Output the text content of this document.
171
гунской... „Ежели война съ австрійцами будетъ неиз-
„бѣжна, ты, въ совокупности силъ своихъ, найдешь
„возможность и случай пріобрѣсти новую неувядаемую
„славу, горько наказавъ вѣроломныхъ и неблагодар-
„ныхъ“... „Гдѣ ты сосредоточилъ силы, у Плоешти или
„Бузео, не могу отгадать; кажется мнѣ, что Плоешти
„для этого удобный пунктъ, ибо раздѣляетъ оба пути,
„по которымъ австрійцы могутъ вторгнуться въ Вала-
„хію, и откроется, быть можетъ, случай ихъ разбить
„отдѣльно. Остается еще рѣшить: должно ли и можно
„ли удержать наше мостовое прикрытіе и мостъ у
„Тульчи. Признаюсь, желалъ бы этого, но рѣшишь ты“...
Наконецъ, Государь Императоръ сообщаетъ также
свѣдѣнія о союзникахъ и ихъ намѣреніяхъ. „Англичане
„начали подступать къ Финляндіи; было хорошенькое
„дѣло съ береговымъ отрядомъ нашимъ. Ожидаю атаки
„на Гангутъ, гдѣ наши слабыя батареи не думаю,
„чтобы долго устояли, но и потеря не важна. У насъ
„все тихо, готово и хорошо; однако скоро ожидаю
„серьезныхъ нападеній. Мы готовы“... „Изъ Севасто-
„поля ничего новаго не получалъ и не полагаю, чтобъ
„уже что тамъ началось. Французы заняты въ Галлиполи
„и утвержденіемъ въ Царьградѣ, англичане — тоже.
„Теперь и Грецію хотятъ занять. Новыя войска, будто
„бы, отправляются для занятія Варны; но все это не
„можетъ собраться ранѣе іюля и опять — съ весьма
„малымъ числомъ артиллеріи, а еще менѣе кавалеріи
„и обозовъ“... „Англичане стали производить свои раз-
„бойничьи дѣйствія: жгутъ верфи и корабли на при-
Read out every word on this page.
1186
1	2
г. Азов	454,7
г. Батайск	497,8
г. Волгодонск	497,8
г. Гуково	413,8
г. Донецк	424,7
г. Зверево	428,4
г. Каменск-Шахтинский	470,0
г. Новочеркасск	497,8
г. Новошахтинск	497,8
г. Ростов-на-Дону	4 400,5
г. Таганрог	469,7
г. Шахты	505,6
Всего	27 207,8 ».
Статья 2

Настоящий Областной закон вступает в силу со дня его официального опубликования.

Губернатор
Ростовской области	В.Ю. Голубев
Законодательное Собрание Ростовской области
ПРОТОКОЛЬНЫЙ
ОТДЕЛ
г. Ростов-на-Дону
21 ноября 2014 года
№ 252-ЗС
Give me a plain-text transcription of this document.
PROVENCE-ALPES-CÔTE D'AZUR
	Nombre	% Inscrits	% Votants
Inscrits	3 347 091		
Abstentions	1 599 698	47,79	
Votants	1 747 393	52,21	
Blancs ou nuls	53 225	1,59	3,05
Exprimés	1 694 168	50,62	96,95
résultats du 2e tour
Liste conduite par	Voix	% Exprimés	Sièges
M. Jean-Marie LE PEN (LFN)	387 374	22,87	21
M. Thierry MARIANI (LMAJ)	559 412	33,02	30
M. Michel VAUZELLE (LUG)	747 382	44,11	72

Exercise requirements = Copy each line of the data above that holds "Exprimés".

Solution to the exercise =
Exprimés	1 694 168	50,62	96,95
Liste conduite par	Voix	% Exprimés	Sièges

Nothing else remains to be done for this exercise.